SUPPLIED MATERIAL section start

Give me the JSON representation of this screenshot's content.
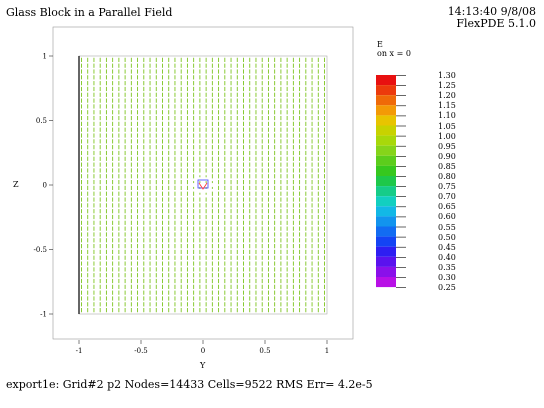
{
  "header": {
    "title": "Glass Block in a Parallel Field",
    "time": "14:13:40 9/8/08",
    "version": "FlexPDE 5.1.0"
  },
  "footer": {
    "text": "export1e:  Grid#2  p2  Nodes=14433 Cells=9522 RMS Err= 4.2e-5"
  },
  "legend": {
    "variable": "E",
    "subtitle": "on x = 0",
    "levels": [
      {
        "value": "1.30",
        "color": "#e81010"
      },
      {
        "value": "1.25",
        "color": "#ec3a0c"
      },
      {
        "value": "1.20",
        "color": "#ef6a08"
      },
      {
        "value": "1.15",
        "color": "#f39a06"
      },
      {
        "value": "1.10",
        "color": "#e8c400"
      },
      {
        "value": "1.05",
        "color": "#c8d200"
      },
      {
        "value": "1.00",
        "color": "#a8d80a"
      },
      {
        "value": "0.95",
        "color": "#86d41a"
      },
      {
        "value": "0.90",
        "color": "#5ccd1c"
      },
      {
        "value": "0.85",
        "color": "#36c81e"
      },
      {
        "value": "0.80",
        "color": "#1ec84a"
      },
      {
        "value": "0.75",
        "color": "#16cc88"
      },
      {
        "value": "0.70",
        "color": "#12cfc0"
      },
      {
        "value": "0.65",
        "color": "#12b8e6"
      },
      {
        "value": "0.60",
        "color": "#1294ee"
      },
      {
        "value": "0.55",
        "color": "#126cf2"
      },
      {
        "value": "0.50",
        "color": "#1444f4"
      },
      {
        "value": "0.45",
        "color": "#2e1ef2"
      },
      {
        "value": "0.40",
        "color": "#5a12ee"
      },
      {
        "value": "0.35",
        "color": "#8a10ea"
      },
      {
        "value": "0.30",
        "color": "#b810e6"
      },
      {
        "value": "0.25",
        "color": "#e010e0"
      }
    ]
  },
  "chart_data": {
    "type": "vector",
    "title": "Glass Block in a Parallel Field",
    "xlabel": "Y",
    "ylabel": "Z",
    "xlim": [
      -1,
      1
    ],
    "ylim": [
      -1,
      1
    ],
    "x_ticks": [
      "-1",
      "-0.5",
      "0",
      "0.5",
      "1"
    ],
    "y_ticks": [
      "1",
      "0.5",
      "0",
      "-0.5",
      "-1"
    ],
    "field": "uniform field along Z, magnitude ~0.95-1.0, small perturbation around glass block at origin",
    "block_marker": {
      "y": 0,
      "z": 0
    },
    "arrow_color": "#7cc41e"
  }
}
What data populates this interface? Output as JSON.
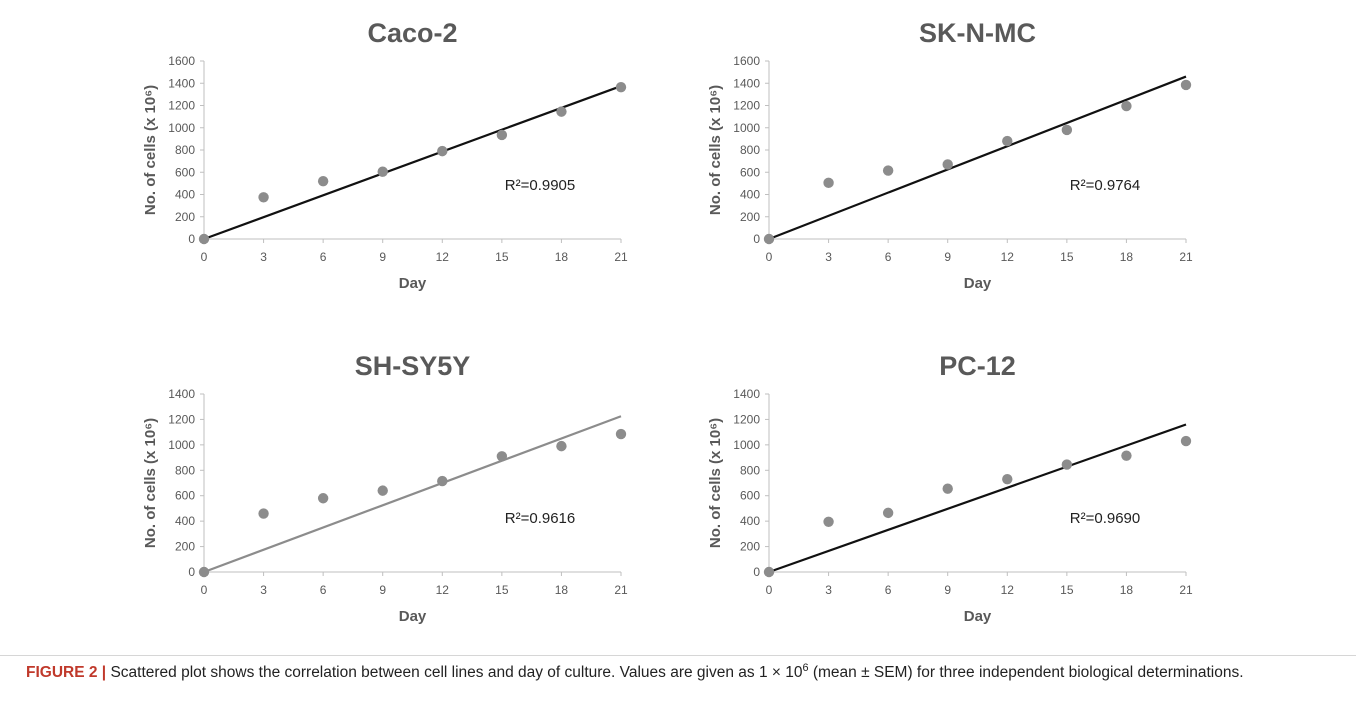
{
  "figure": {
    "caption_label": "FIGURE 2 |",
    "caption_before_sup": "Scattered plot shows the correlation between cell lines and day of culture. Values are given as 1 × 10",
    "caption_sup": "6",
    "caption_after_sup": " (mean ± SEM) for three independent biological determinations."
  },
  "colors": {
    "marker": "#8c8c8c",
    "trend_black": "#111111",
    "trend_gray": "#8c8c8c",
    "axis_text": "#595959",
    "axis_line": "#bfbfbf",
    "caption_label": "#c0392b"
  },
  "chart_data": [
    {
      "type": "scatter",
      "title": "Caco-2",
      "xlabel": "Day",
      "ylabel": "No. of cells (x 10⁶)",
      "x": [
        0,
        3,
        6,
        9,
        12,
        15,
        18,
        21
      ],
      "y": [
        0,
        375,
        520,
        605,
        790,
        935,
        1145,
        1365
      ],
      "xticks": [
        0,
        3,
        6,
        9,
        12,
        15,
        18,
        21
      ],
      "yticks": [
        0,
        200,
        400,
        600,
        800,
        1000,
        1200,
        1400,
        1600
      ],
      "xlim": [
        0,
        21
      ],
      "ylim": [
        0,
        1600
      ],
      "trendline": {
        "x": [
          0,
          21
        ],
        "y": [
          0,
          1375
        ]
      },
      "trend_color": "black",
      "annotation": "R²=0.9905"
    },
    {
      "type": "scatter",
      "title": "SK-N-MC",
      "xlabel": "Day",
      "ylabel": "No. of cells (x 10⁶)",
      "x": [
        0,
        3,
        6,
        9,
        12,
        15,
        18,
        21
      ],
      "y": [
        0,
        505,
        615,
        670,
        880,
        980,
        1195,
        1385
      ],
      "xticks": [
        0,
        3,
        6,
        9,
        12,
        15,
        18,
        21
      ],
      "yticks": [
        0,
        200,
        400,
        600,
        800,
        1000,
        1200,
        1400,
        1600
      ],
      "xlim": [
        0,
        21
      ],
      "ylim": [
        0,
        1600
      ],
      "trendline": {
        "x": [
          0,
          21
        ],
        "y": [
          0,
          1460
        ]
      },
      "trend_color": "black",
      "annotation": "R²=0.9764"
    },
    {
      "type": "scatter",
      "title": "SH-SY5Y",
      "xlabel": "Day",
      "ylabel": "No. of cells (x 10⁶)",
      "x": [
        0,
        3,
        6,
        9,
        12,
        15,
        18,
        21
      ],
      "y": [
        0,
        460,
        580,
        640,
        715,
        910,
        990,
        1085
      ],
      "xticks": [
        0,
        3,
        6,
        9,
        12,
        15,
        18,
        21
      ],
      "yticks": [
        0,
        200,
        400,
        600,
        800,
        1000,
        1200,
        1400
      ],
      "xlim": [
        0,
        21
      ],
      "ylim": [
        0,
        1400
      ],
      "trendline": {
        "x": [
          0,
          21
        ],
        "y": [
          0,
          1225
        ]
      },
      "trend_color": "gray",
      "annotation": "R²=0.9616"
    },
    {
      "type": "scatter",
      "title": "PC-12",
      "xlabel": "Day",
      "ylabel": "No. of cells (x 10⁶)",
      "x": [
        0,
        3,
        6,
        9,
        12,
        15,
        18,
        21
      ],
      "y": [
        0,
        395,
        465,
        655,
        730,
        845,
        915,
        1030
      ],
      "xticks": [
        0,
        3,
        6,
        9,
        12,
        15,
        18,
        21
      ],
      "yticks": [
        0,
        200,
        400,
        600,
        800,
        1000,
        1200,
        1400
      ],
      "xlim": [
        0,
        21
      ],
      "ylim": [
        0,
        1400
      ],
      "trendline": {
        "x": [
          0,
          21
        ],
        "y": [
          0,
          1160
        ]
      },
      "trend_color": "black",
      "annotation": "R²=0.9690"
    }
  ]
}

SUPPLIED MATERIAL section end

- ABOUT THIS TASK -
Go through the listing, find each line with the word "JSON", and copy it.

- FINISHED EXERCISE -
Give me the JSON representation of this screenshot's content.
What data populates this interface? Output as JSON.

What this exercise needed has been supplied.